## Short problem
Write out every entry exactly as given, but omit the pictures.

## Raw data
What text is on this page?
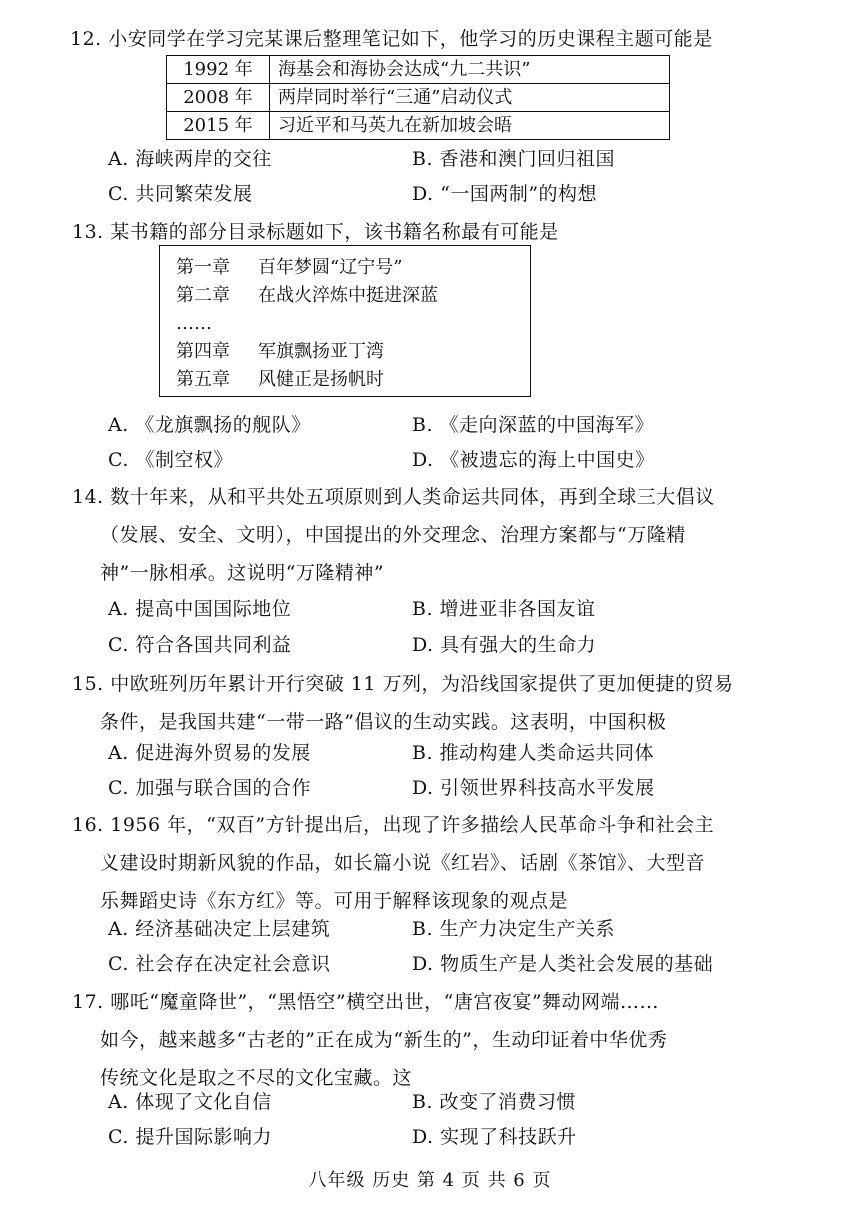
12. 小安同学在学习完某课后整理笔记如下，他学习的历史课程主题可能是
1992 年	海基会和海协会达成“九二共识”
2008 年	两岸同时举行“三通”启动仪式
2015 年	习近平和马英九在新加坡会晤
A. 海峡两岸的交往	B. 香港和澳门回归祖国
C. 共同繁荣发展	D. “一国两制”的构想
13. 某书籍的部分目录标题如下，该书籍名称最有可能是
第一章 百年梦圆“辽宁号”
第二章 在战火淬炼中挺进深蓝
……
第四章 军旗飘扬亚丁湾
第五章 风健正是扬帆时
A. 《龙旗飘扬的舰队》	B. 《走向深蓝的中国海军》
C. 《制空权》	D. 《被遗忘的海上中国史》
14. 数十年来，从和平共处五项原则到人类命运共同体，再到全球三大倡议
（发展、安全、文明），中国提出的外交理念、治理方案都与“万隆精
神”一脉相承。这说明“万隆精神”
A. 提高中国国际地位	B. 增进亚非各国友谊
C. 符合各国共同利益	D. 具有强大的生命力
15. 中欧班列历年累计开行突破 11 万列，为沿线国家提供了更加便捷的贸易
条件，是我国共建“一带一路”倡议的生动实践。这表明，中国积极
A. 促进海外贸易的发展	B. 推动构建人类命运共同体
C. 加强与联合国的合作	D. 引领世界科技高水平发展
16. 1956 年，“双百”方针提出后，出现了许多描绘人民革命斗争和社会主
义建设时期新风貌的作品，如长篇小说《红岩》、话剧《茶馆》、大型音
乐舞蹈史诗《东方红》等。可用于解释该现象的观点是
A. 经济基础决定上层建筑	B. 生产力决定生产关系
C. 社会存在决定社会意识	D. 物质生产是人类社会发展的基础
17. 哪吒“魔童降世”，“黑悟空”横空出世，“唐宫夜宴”舞动网端……
如今，越来越多“古老的”正在成为“新生的”，生动印证着中华优秀
传统文化是取之不尽的文化宝藏。这
A. 体现了文化自信	B. 改变了消费习惯
C. 提升国际影响力	D. 实现了科技跃升
八年级 历史 第 4 页 共 6 页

## Expected answer
What text is on this page?
12. 小安同学在学习完某课后整理笔记如下，他学习的历史课程主题可能是
1992 年	海基会和海协会达成“九二共识”
2008 年	两岸同时举行“三通”启动仪式
2015 年	习近平和马英九在新加坡会晤
A. 海峡两岸的交往	B. 香港和澳门回归祖国
C. 共同繁荣发展	D. “一国两制”的构想
13. 某书籍的部分目录标题如下，该书籍名称最有可能是
第一章 百年梦圆“辽宁号”
第二章 在战火淬炼中挺进深蓝
……
第四章 军旗飘扬亚丁湾
第五章 风健正是扬帆时
A. 《龙旗飘扬的舰队》	B. 《走向深蓝的中国海军》
C. 《制空权》	D. 《被遗忘的海上中国史》
14. 数十年来，从和平共处五项原则到人类命运共同体，再到全球三大倡议
（发展、安全、文明），中国提出的外交理念、治理方案都与“万隆精
神”一脉相承。这说明“万隆精神”
A. 提高中国国际地位	B. 增进亚非各国友谊
C. 符合各国共同利益	D. 具有强大的生命力
15. 中欧班列历年累计开行突破 11 万列，为沿线国家提供了更加便捷的贸易
条件，是我国共建“一带一路”倡议的生动实践。这表明，中国积极
A. 促进海外贸易的发展	B. 推动构建人类命运共同体
C. 加强与联合国的合作	D. 引领世界科技高水平发展
16. 1956 年，“双百”方针提出后，出现了许多描绘人民革命斗争和社会主
义建设时期新风貌的作品，如长篇小说《红岩》、话剧《茶馆》、大型音
乐舞蹈史诗《东方红》等。可用于解释该现象的观点是
A. 经济基础决定上层建筑	B. 生产力决定生产关系
C. 社会存在决定社会意识	D. 物质生产是人类社会发展的基础
17. 哪吒“魔童降世”，“黑悟空”横空出世，“唐宫夜宴”舞动网端……
如今，越来越多“古老的”正在成为“新生的”，生动印证着中华优秀
传统文化是取之不尽的文化宝藏。这
A. 体现了文化自信	B. 改变了消费习惯
C. 提升国际影响力	D. 实现了科技跃升
八年级 历史 第 4 页 共 6 页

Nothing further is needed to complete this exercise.